** START **
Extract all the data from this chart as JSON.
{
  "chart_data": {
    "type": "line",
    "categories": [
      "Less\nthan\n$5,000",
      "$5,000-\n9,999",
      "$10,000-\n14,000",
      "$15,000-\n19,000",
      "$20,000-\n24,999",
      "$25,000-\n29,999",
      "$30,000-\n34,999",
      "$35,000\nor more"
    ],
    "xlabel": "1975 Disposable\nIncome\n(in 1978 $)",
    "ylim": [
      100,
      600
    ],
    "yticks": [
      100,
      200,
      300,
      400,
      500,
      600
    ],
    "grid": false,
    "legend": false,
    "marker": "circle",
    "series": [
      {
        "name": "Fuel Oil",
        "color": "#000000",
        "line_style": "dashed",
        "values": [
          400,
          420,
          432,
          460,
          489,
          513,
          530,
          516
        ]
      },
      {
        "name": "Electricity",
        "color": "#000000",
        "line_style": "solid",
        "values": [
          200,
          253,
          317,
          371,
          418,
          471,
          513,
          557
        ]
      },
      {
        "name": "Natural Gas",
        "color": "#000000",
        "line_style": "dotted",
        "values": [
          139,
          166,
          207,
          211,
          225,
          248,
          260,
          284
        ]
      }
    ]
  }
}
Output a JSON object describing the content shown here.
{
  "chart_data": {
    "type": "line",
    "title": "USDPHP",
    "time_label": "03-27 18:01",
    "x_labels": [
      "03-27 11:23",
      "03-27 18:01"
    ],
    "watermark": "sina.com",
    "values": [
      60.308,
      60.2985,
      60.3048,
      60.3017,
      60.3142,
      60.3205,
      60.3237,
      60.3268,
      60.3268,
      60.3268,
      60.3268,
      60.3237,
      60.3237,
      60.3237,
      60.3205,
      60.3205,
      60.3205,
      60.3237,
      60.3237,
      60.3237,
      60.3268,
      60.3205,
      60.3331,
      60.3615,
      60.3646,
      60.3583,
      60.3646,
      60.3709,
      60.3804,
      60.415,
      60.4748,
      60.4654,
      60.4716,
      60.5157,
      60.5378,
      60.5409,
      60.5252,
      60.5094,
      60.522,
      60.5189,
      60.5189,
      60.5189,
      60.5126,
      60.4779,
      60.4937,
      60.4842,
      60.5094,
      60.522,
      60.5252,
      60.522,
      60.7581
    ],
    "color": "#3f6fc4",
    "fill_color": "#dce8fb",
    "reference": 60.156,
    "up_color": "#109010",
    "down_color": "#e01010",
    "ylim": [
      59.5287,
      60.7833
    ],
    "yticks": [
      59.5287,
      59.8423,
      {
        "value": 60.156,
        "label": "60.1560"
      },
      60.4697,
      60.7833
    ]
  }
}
** END **
> _Task description_: Using the material above, extract the line that contains "Output a JSON" and every line after it, exactly as given; stop at the last line.

> _Answer in full_:
Output a JSON object describing the content shown here.
{
  "chart_data": {
    "type": "line",
    "title": "USDPHP",
    "time_label": "03-27 18:01",
    "x_labels": [
      "03-27 11:23",
      "03-27 18:01"
    ],
    "watermark": "sina.com",
    "values": [
      60.308,
      60.2985,
      60.3048,
      60.3017,
      60.3142,
      60.3205,
      60.3237,
      60.3268,
      60.3268,
      60.3268,
      60.3268,
      60.3237,
      60.3237,
      60.3237,
      60.3205,
      60.3205,
      60.3205,
      60.3237,
      60.3237,
      60.3237,
      60.3268,
      60.3205,
      60.3331,
      60.3615,
      60.3646,
      60.3583,
      60.3646,
      60.3709,
      60.3804,
      60.415,
      60.4748,
      60.4654,
      60.4716,
      60.5157,
      60.5378,
      60.5409,
      60.5252,
      60.5094,
      60.522,
      60.5189,
      60.5189,
      60.5189,
      60.5126,
      60.4779,
      60.4937,
      60.4842,
      60.5094,
      60.522,
      60.5252,
      60.522,
      60.7581
    ],
    "color": "#3f6fc4",
    "fill_color": "#dce8fb",
    "reference": 60.156,
    "up_color": "#109010",
    "down_color": "#e01010",
    "ylim": [
      59.5287,
      60.7833
    ],
    "yticks": [
      59.5287,
      59.8423,
      {
        "value": 60.156,
        "label": "60.1560"
      },
      60.4697,
      60.7833
    ]
  }
}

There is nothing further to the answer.